# Start of Data provided

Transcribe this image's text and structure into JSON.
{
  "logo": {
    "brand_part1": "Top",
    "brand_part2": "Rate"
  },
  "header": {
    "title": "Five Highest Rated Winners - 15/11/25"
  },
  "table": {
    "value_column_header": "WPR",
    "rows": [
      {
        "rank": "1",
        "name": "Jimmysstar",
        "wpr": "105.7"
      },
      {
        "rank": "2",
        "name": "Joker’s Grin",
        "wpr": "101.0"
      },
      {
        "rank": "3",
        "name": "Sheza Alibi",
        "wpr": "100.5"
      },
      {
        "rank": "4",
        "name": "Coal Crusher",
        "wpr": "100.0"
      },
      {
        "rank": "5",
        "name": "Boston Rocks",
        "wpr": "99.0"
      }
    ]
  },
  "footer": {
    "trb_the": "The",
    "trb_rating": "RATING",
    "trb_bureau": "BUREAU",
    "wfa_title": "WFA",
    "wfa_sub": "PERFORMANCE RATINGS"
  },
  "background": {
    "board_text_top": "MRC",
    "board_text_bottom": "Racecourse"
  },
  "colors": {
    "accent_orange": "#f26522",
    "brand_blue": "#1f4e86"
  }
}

# End of Data provided

» Written request: Print out every record again, exactly and in full.

» Task output:
Transcribe this image's text and structure into JSON.
{
  "logo": {
    "brand_part1": "Top",
    "brand_part2": "Rate"
  },
  "header": {
    "title": "Five Highest Rated Winners - 15/11/25"
  },
  "table": {
    "value_column_header": "WPR",
    "rows": [
      {
        "rank": "1",
        "name": "Jimmysstar",
        "wpr": "105.7"
      },
      {
        "rank": "2",
        "name": "Joker’s Grin",
        "wpr": "101.0"
      },
      {
        "rank": "3",
        "name": "Sheza Alibi",
        "wpr": "100.5"
      },
      {
        "rank": "4",
        "name": "Coal Crusher",
        "wpr": "100.0"
      },
      {
        "rank": "5",
        "name": "Boston Rocks",
        "wpr": "99.0"
      }
    ]
  },
  "footer": {
    "trb_the": "The",
    "trb_rating": "RATING",
    "trb_bureau": "BUREAU",
    "wfa_title": "WFA",
    "wfa_sub": "PERFORMANCE RATINGS"
  },
  "background": {
    "board_text_top": "MRC",
    "board_text_bottom": "Racecourse"
  },
  "colors": {
    "accent_orange": "#f26522",
    "brand_blue": "#1f4e86"
  }
}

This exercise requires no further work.